REQUIRED WORK
Locate the lines of the listing below that hold "color", then copy each of them.
↓
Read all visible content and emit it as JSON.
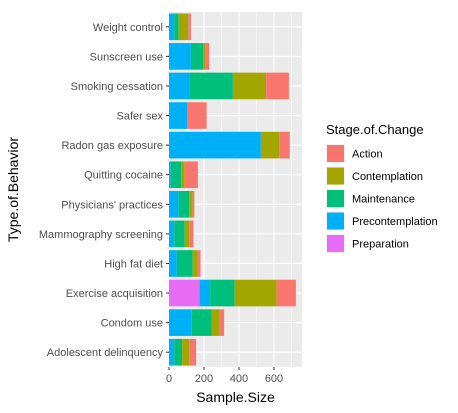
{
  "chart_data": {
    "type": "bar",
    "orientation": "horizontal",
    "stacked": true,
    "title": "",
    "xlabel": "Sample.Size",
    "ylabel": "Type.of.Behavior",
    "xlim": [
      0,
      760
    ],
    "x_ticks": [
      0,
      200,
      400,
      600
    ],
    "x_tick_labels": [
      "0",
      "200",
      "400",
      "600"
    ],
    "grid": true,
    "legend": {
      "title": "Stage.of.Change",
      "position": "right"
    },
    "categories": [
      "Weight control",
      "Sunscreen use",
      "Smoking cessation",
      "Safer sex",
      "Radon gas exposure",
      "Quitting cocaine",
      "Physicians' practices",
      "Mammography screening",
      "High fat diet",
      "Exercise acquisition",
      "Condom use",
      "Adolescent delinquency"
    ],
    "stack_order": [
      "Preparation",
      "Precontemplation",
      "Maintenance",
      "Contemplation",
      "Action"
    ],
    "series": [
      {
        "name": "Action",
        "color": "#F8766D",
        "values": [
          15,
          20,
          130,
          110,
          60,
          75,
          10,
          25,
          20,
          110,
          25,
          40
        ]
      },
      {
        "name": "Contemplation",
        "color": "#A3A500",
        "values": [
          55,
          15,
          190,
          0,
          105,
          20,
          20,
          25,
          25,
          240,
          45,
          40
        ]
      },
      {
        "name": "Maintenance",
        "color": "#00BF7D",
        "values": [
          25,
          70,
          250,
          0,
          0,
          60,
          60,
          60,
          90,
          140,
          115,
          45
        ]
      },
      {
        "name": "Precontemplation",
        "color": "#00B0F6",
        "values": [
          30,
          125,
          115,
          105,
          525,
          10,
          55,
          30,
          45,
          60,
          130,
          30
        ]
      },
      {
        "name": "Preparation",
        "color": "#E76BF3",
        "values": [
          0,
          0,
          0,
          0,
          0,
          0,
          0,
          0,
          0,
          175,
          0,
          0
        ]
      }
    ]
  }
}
↑
TASK OUTPUT
        "color": "#F8766D",
        "color": "#A3A500",
        "color": "#00BF7D",
        "color": "#00B0F6",
        "color": "#E76BF3",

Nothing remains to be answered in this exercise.